YOUR INSTRUCTIONS — Reproduce the material in full, unchanged.

DATA —
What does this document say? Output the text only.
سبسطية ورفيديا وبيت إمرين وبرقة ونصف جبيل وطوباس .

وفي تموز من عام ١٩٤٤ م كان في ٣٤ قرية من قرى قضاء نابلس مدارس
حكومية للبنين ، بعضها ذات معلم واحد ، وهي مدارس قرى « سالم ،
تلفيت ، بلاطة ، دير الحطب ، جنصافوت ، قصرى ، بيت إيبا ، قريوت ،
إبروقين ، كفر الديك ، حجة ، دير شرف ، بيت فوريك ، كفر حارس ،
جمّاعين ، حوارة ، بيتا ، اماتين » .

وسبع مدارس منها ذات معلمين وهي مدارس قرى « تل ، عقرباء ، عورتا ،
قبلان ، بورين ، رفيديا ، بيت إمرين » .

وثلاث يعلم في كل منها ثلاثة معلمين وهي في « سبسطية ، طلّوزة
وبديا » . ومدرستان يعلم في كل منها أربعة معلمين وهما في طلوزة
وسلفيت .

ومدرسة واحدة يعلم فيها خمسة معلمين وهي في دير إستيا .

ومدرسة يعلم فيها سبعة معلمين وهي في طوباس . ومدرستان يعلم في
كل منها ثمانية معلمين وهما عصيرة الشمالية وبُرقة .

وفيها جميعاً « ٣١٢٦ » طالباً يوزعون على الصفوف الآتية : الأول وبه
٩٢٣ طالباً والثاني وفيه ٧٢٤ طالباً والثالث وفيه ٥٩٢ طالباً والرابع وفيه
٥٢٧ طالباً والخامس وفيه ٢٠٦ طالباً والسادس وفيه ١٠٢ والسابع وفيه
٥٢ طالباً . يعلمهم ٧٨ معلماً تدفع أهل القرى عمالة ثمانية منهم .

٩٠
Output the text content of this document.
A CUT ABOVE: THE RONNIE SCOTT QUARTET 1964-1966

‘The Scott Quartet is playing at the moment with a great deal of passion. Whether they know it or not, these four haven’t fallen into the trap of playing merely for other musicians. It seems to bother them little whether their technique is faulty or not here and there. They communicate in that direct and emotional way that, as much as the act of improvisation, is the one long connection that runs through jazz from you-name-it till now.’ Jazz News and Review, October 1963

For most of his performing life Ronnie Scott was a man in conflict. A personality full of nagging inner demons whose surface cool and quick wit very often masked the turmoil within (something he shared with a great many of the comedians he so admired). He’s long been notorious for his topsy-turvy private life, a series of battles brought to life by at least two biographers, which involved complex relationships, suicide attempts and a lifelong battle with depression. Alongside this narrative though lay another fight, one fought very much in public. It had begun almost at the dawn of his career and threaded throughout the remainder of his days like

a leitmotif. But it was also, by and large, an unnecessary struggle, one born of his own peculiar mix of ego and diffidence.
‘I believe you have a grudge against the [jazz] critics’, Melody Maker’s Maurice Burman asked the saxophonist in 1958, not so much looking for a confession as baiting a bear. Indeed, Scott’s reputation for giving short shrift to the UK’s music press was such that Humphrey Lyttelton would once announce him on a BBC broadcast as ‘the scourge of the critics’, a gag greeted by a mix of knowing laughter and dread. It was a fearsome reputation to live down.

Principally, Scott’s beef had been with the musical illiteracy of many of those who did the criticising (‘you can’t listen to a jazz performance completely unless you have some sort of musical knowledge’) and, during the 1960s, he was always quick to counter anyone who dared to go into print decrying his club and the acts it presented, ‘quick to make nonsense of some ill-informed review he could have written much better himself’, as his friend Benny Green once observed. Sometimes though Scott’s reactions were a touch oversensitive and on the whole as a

FINAL RESULT —
What does this document say? Output the text only.
سبسطية ورفيديا وبيت إمرين وبرقة ونصف جبيل وطوباس .

وفي تموز من عام ١٩٤٤ م كان في ٣٤ قرية من قرى قضاء نابلس مدارس
حكومية للبنين ، بعضها ذات معلم واحد ، وهي مدارس قرى « سالم ،
تلفيت ، بلاطة ، دير الحطب ، جنصافوت ، قصرى ، بيت إيبا ، قريوت ،
إبروقين ، كفر الديك ، حجة ، دير شرف ، بيت فوريك ، كفر حارس ،
جمّاعين ، حوارة ، بيتا ، اماتين » .

وسبع مدارس منها ذات معلمين وهي مدارس قرى « تل ، عقرباء ، عورتا ،
قبلان ، بورين ، رفيديا ، بيت إمرين » .

وثلاث يعلم في كل منها ثلاثة معلمين وهي في « سبسطية ، طلّوزة
وبديا » . ومدرستان يعلم في كل منها أربعة معلمين وهما في طلوزة
وسلفيت .

ومدرسة واحدة يعلم فيها خمسة معلمين وهي في دير إستيا .

ومدرسة يعلم فيها سبعة معلمين وهي في طوباس . ومدرستان يعلم في
كل منها ثمانية معلمين وهما عصيرة الشمالية وبُرقة .

وفيها جميعاً « ٣١٢٦ » طالباً يوزعون على الصفوف الآتية : الأول وبه
٩٢٣ طالباً والثاني وفيه ٧٢٤ طالباً والثالث وفيه ٥٩٢ طالباً والرابع وفيه
٥٢٧ طالباً والخامس وفيه ٢٠٦ طالباً والسادس وفيه ١٠٢ والسابع وفيه
٥٢ طالباً . يعلمهم ٧٨ معلماً تدفع أهل القرى عمالة ثمانية منهم .

٩٠
Output the text content of this document.
A CUT ABOVE: THE RONNIE SCOTT QUARTET 1964-1966

‘The Scott Quartet is playing at the moment with a great deal of passion. Whether they know it or not, these four haven’t fallen into the trap of playing merely for other musicians. It seems to bother them little whether their technique is faulty or not here and there. They communicate in that direct and emotional way that, as much as the act of improvisation, is the one long connection that runs through jazz from you-name-it till now.’ Jazz News and Review, October 1963

For most of his performing life Ronnie Scott was a man in conflict. A personality full of nagging inner demons whose surface cool and quick wit very often masked the turmoil within (something he shared with a great many of the comedians he so admired). He’s long been notorious for his topsy-turvy private life, a series of battles brought to life by at least two biographers, which involved complex relationships, suicide attempts and a lifelong battle with depression. Alongside this narrative though lay another fight, one fought very much in public. It had begun almost at the dawn of his career and threaded throughout the remainder of his days like

a leitmotif. But it was also, by and large, an unnecessary struggle, one born of his own peculiar mix of ego and diffidence.
‘I believe you have a grudge against the [jazz] critics’, Melody Maker’s Maurice Burman asked the saxophonist in 1958, not so much looking for a confession as baiting a bear. Indeed, Scott’s reputation for giving short shrift to the UK’s music press was such that Humphrey Lyttelton would once announce him on a BBC broadcast as ‘the scourge of the critics’, a gag greeted by a mix of knowing laughter and dread. It was a fearsome reputation to live down.

Principally, Scott’s beef had been with the musical illiteracy of many of those who did the criticising (‘you can’t listen to a jazz performance completely unless you have some sort of musical knowledge’) and, during the 1960s, he was always quick to counter anyone who dared to go into print decrying his club and the acts it presented, ‘quick to make nonsense of some ill-informed review he could have written much better himself’, as his friend Benny Green once observed. Sometimes though Scott’s reactions were a touch oversensitive and on the whole as a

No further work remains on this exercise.